WHAT THIS TASK INVOLVES:
Render the listing lines between the ones holding "List UI elements" and "marker-star: [104, 475, 113, 484]", inclusive, as a Markdown table with columns "Row" and "Line", skipping blank lines.

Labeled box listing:

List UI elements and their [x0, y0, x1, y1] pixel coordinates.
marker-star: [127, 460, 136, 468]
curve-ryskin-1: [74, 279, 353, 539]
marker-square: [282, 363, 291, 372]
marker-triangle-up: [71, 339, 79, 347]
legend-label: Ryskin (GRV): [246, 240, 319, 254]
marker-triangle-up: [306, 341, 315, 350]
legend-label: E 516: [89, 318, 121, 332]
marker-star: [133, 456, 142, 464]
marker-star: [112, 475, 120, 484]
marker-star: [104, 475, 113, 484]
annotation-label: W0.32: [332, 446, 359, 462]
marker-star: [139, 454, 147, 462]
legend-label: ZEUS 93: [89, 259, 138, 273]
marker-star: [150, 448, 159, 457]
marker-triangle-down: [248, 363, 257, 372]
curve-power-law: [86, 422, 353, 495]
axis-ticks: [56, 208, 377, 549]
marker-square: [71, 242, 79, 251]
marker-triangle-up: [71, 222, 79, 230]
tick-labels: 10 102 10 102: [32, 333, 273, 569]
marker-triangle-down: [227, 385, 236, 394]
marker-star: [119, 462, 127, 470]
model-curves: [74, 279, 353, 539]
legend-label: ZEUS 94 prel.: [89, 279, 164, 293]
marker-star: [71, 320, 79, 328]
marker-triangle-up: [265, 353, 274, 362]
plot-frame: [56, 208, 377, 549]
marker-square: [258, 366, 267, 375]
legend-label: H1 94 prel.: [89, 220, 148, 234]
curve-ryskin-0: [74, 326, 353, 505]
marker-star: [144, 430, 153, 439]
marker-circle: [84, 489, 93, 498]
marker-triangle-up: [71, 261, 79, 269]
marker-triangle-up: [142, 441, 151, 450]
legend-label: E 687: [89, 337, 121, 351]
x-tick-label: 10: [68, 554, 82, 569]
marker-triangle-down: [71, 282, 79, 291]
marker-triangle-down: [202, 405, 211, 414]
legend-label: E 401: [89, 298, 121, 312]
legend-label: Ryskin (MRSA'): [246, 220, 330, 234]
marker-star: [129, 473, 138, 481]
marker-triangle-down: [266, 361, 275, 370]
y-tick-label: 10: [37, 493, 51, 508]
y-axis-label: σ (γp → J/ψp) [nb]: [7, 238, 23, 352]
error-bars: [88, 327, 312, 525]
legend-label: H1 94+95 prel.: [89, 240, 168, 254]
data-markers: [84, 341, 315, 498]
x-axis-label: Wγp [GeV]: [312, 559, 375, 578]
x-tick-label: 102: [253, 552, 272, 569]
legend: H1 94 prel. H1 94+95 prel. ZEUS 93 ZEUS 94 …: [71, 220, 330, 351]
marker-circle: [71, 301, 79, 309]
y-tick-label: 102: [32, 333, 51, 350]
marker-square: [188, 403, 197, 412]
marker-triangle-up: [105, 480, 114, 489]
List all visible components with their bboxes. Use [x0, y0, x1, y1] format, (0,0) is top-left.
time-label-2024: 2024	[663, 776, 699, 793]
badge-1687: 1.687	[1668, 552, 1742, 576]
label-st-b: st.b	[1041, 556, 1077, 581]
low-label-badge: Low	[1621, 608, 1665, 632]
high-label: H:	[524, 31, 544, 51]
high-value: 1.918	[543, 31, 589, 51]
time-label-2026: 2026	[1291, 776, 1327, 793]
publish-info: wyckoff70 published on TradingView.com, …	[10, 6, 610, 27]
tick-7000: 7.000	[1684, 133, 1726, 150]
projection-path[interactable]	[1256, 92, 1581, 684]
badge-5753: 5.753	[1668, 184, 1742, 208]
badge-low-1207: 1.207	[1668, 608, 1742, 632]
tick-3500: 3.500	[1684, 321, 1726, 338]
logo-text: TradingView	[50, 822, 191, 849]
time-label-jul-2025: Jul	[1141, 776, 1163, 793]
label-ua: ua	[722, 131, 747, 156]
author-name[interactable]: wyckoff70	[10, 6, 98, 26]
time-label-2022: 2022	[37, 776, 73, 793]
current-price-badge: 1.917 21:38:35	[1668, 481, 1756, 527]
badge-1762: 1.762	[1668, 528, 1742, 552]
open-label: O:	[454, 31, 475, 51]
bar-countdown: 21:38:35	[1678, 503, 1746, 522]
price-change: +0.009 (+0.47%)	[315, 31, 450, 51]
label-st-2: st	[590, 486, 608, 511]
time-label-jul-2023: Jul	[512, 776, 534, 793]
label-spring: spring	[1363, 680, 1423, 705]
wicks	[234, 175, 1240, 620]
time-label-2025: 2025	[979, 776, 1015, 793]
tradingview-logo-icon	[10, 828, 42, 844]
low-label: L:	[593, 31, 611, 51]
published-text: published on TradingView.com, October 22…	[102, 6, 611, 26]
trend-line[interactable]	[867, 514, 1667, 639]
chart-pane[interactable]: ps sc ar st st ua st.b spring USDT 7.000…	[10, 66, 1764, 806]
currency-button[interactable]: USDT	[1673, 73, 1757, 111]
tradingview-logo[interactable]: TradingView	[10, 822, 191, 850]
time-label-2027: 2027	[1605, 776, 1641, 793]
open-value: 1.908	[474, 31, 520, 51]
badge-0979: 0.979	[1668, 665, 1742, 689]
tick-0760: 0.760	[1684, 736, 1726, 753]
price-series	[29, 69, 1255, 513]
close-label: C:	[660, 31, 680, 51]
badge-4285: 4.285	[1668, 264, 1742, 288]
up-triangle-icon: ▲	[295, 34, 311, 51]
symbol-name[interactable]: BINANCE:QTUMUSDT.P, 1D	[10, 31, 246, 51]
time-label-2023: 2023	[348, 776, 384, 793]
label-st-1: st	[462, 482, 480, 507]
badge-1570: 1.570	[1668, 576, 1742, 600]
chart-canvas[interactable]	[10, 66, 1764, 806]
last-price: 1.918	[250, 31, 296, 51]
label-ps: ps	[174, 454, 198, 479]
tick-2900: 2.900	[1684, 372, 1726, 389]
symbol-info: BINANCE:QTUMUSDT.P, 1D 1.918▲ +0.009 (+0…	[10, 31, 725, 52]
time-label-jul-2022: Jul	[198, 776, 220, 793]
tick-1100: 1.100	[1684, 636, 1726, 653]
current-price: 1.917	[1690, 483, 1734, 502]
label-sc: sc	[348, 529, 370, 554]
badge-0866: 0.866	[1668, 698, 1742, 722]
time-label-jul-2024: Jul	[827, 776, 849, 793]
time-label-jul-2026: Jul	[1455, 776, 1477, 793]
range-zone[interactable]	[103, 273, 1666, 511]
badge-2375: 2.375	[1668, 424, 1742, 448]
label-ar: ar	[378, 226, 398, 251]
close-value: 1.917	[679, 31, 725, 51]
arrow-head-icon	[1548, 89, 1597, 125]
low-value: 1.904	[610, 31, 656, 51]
--
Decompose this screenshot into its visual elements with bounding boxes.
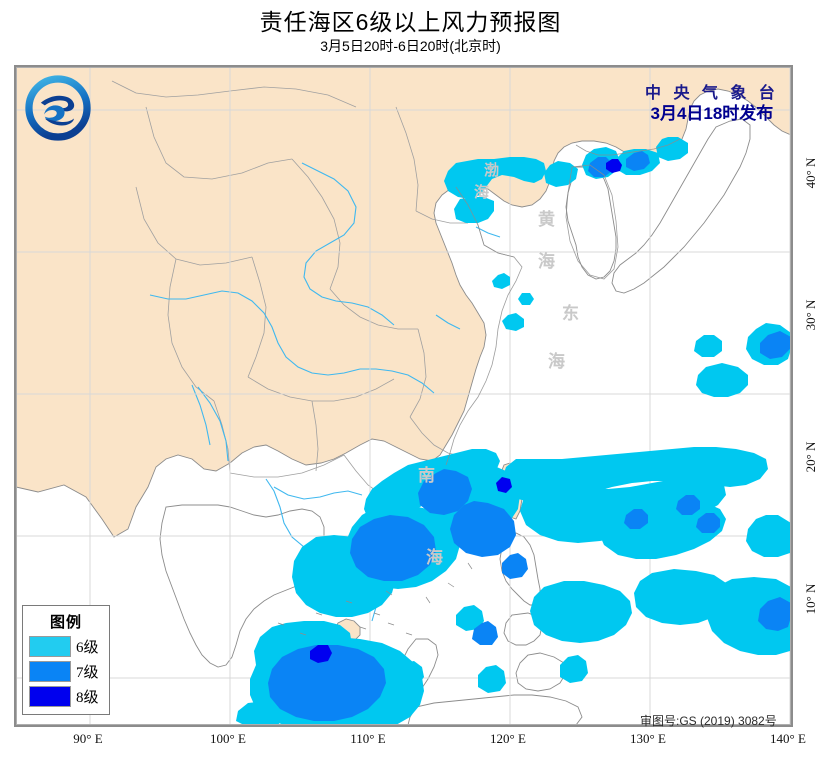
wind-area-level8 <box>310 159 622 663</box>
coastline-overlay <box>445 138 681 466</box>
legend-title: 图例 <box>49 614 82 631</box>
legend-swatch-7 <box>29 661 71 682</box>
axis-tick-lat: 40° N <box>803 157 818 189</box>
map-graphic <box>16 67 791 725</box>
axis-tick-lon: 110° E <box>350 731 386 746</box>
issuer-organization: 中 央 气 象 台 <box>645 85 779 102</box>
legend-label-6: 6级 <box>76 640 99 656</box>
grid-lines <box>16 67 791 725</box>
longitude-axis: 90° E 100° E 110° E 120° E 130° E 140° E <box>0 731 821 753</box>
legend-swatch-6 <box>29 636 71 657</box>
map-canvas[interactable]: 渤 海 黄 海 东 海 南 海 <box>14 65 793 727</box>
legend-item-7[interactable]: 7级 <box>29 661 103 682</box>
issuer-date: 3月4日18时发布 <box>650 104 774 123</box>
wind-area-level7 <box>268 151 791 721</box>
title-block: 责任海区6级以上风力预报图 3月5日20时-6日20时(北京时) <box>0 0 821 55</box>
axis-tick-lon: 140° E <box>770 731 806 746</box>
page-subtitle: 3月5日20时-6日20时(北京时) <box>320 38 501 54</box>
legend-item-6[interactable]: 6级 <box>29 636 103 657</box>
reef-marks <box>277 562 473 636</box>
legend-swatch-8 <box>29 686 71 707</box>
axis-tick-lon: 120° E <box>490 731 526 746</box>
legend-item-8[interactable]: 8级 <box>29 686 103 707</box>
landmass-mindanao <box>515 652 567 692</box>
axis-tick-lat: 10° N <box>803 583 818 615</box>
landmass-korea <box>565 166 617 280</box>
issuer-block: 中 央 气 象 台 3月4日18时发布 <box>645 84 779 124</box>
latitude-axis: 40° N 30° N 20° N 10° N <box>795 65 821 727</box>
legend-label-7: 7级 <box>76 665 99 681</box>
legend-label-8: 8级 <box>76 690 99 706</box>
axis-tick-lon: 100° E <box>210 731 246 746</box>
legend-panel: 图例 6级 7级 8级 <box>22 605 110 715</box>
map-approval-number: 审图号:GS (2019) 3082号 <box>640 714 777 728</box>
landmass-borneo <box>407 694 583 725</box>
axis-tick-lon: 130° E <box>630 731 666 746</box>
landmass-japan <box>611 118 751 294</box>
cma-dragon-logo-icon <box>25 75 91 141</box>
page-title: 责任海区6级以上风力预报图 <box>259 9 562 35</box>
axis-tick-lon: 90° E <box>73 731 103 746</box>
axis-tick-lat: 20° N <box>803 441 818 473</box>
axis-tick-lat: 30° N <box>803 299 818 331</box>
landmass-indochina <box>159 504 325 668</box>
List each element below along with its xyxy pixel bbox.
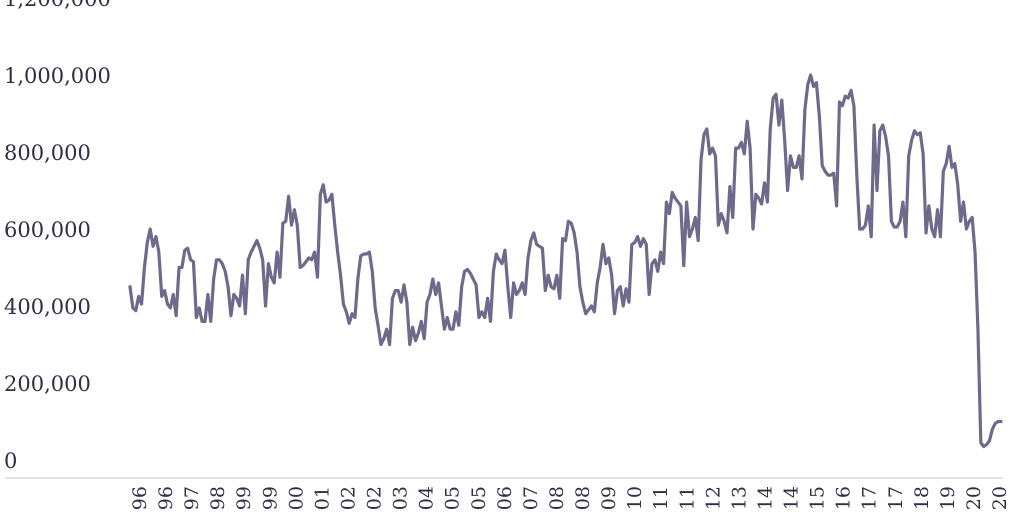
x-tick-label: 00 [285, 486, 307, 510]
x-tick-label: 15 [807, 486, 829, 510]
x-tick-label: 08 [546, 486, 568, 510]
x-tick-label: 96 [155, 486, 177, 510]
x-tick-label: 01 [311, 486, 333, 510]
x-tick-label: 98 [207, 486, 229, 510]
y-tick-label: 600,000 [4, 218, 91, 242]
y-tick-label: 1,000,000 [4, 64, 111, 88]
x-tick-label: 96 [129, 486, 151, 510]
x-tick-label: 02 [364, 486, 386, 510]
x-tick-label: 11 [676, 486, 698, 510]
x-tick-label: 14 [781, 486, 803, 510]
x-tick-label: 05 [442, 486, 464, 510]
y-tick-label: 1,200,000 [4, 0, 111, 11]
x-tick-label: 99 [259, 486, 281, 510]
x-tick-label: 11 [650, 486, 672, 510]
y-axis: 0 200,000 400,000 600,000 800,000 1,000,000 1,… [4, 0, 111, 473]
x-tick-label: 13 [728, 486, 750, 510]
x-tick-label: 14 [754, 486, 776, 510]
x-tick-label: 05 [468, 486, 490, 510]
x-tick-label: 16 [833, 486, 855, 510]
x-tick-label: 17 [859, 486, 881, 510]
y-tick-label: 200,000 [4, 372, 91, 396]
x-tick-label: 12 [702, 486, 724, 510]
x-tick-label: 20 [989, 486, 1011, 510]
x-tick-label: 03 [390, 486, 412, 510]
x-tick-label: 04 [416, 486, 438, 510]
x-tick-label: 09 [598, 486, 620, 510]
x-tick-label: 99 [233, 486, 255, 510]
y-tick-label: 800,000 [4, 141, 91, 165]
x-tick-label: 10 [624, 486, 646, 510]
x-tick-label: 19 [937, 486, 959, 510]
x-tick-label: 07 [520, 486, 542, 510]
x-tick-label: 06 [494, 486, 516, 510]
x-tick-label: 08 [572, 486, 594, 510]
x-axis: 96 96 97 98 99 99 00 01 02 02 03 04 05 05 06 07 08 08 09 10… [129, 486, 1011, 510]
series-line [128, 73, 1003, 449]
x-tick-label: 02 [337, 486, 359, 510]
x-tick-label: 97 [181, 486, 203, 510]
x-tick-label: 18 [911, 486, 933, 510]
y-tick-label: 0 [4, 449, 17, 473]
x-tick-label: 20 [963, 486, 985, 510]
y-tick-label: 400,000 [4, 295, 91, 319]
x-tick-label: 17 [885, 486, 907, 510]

SOLUTION:
| Row | Line |
|---|---|
| 1 | List UI elements and their [x0, y0, x1, y1] pixel coordinates. |
| 2 | marker-star: [127, 460, 136, 468] |
| 3 | curve-ryskin-1: [74, 279, 353, 539] |
| 4 | marker-square: [282, 363, 291, 372] |
| 5 | marker-triangle-up: [71, 339, 79, 347] |
| 6 | legend-label: Ryskin (GRV): [246, 240, 319, 254] |
| 7 | marker-triangle-up: [306, 341, 315, 350] |
| 8 | legend-label: E 516: [89, 318, 121, 332] |
| 9 | marker-star: [133, 456, 142, 464] |
| 10 | marker-star: [112, 475, 120, 484] |
| 11 | marker-star: [104, 475, 113, 484] |